Source records:
+ + +

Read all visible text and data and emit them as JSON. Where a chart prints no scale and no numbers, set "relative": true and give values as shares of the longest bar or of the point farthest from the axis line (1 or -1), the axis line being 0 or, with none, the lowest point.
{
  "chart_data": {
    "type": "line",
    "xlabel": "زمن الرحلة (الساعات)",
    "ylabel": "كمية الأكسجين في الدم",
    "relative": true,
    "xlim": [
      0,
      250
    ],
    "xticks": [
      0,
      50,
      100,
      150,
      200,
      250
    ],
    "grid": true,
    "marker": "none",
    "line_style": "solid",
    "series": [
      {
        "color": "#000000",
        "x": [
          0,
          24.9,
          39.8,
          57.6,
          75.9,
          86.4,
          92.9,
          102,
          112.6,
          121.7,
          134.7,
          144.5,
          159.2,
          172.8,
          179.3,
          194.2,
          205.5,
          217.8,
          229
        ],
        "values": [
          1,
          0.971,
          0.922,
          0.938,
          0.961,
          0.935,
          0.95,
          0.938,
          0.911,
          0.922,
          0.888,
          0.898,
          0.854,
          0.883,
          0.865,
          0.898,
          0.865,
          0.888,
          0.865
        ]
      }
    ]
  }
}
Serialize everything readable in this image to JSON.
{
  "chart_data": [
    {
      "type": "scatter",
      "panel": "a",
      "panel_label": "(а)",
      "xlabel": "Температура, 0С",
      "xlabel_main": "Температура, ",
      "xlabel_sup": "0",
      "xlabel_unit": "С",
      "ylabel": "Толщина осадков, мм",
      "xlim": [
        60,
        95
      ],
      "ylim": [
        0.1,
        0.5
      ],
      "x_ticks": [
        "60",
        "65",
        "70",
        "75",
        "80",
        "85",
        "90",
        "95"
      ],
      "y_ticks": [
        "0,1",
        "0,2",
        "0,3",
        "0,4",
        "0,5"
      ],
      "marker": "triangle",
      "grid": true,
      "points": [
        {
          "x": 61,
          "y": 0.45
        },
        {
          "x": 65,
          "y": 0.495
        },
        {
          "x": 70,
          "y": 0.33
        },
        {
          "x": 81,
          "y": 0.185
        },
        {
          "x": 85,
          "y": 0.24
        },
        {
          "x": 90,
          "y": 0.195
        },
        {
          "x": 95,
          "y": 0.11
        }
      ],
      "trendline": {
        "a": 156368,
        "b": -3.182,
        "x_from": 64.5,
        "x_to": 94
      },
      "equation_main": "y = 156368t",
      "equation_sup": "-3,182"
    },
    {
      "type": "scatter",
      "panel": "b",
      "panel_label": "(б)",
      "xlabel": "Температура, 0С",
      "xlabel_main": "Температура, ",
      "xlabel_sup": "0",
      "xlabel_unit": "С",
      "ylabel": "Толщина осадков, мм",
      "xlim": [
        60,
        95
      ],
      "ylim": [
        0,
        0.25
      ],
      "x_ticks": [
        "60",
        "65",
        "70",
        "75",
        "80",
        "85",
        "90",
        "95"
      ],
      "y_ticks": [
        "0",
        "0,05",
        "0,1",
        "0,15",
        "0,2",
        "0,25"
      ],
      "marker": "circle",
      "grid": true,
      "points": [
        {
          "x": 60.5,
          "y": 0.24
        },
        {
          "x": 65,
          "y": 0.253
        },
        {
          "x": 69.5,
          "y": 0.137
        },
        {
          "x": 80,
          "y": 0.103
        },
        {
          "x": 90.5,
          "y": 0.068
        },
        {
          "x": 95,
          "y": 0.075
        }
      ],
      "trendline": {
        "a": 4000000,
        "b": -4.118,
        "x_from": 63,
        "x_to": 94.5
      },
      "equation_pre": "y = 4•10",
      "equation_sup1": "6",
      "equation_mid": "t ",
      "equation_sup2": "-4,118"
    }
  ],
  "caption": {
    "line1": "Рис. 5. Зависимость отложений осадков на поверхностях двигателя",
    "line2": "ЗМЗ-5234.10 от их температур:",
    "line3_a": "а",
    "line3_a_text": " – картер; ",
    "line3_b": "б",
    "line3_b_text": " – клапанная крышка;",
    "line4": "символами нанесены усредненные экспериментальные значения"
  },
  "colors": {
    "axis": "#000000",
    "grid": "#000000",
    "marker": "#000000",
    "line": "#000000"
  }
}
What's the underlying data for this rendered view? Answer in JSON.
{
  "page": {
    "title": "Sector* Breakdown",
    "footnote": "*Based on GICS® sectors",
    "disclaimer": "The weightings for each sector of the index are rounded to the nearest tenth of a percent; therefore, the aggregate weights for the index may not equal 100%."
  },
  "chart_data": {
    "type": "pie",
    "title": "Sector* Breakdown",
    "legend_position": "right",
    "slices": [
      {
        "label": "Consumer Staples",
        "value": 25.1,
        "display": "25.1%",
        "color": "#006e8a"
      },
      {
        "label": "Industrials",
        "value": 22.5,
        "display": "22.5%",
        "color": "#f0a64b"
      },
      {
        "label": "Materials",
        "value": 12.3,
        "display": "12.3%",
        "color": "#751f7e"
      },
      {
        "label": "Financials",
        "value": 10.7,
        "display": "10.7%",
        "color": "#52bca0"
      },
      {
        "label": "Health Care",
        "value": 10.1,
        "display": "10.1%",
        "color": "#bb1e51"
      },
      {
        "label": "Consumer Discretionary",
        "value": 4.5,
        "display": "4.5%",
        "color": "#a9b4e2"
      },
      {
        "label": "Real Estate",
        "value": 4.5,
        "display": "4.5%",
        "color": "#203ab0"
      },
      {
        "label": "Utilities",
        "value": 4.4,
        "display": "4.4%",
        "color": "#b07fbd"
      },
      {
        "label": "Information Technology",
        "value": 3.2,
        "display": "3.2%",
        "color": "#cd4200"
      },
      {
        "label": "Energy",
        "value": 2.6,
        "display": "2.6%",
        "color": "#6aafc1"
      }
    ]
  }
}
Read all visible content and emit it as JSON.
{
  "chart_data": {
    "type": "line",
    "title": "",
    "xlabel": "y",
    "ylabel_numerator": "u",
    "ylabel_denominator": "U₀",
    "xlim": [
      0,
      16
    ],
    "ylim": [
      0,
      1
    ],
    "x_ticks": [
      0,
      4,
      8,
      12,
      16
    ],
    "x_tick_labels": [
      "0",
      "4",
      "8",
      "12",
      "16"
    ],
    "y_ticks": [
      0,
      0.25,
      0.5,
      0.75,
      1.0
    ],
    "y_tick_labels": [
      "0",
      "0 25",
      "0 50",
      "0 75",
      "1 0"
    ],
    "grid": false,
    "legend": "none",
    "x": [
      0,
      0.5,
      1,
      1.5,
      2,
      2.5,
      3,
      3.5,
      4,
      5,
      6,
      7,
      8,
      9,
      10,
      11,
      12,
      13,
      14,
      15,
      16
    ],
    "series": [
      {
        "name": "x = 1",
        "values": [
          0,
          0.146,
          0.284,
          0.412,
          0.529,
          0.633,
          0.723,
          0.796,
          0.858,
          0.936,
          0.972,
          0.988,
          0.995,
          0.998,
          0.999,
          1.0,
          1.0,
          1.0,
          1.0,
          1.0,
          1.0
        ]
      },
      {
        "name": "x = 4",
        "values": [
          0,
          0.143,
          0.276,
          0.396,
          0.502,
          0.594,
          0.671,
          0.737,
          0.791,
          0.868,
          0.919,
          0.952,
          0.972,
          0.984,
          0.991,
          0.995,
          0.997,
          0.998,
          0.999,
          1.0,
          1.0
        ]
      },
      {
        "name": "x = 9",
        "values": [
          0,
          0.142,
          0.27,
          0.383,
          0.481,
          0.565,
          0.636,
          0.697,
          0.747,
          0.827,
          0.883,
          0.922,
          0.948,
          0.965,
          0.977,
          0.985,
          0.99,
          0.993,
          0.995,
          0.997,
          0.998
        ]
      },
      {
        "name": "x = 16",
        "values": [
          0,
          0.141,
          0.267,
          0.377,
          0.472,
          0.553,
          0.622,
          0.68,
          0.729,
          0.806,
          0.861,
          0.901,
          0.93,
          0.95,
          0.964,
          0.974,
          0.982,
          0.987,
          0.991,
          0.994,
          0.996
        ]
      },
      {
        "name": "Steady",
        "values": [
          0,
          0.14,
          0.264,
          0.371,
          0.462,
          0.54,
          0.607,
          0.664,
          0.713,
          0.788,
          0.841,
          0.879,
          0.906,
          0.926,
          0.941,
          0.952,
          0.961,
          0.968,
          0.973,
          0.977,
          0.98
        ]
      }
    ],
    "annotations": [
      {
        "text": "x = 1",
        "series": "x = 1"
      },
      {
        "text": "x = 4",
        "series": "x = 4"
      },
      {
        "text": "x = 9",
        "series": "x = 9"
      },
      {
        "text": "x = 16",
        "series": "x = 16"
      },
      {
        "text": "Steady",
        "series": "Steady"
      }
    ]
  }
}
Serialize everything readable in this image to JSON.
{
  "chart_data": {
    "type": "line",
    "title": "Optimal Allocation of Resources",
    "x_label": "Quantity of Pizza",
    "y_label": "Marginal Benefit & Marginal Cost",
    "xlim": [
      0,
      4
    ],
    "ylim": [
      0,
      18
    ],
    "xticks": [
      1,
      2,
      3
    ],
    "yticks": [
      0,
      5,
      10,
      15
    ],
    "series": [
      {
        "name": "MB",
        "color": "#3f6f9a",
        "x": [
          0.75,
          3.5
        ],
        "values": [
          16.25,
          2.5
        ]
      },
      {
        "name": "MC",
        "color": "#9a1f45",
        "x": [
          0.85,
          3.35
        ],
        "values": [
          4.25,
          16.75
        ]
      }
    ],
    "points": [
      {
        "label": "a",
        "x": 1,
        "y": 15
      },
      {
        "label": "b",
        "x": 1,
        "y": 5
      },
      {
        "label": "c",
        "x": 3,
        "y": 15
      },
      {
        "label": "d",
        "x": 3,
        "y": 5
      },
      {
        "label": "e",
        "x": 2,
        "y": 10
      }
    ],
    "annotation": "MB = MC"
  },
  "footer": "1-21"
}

+ + +

What is being asked: In the entries above, locate every line with the word "none" and copy it.

Result of the exercise:
Read all visible text and data and emit them as JSON. Where a chart prints no scale and no numbers, set "relative": true and give values as shares of the longest bar or of the point farthest from the axis line (1 or -1), the axis line being 0 or, with none, the lowest point.
    "marker": "none",
    "legend": "none",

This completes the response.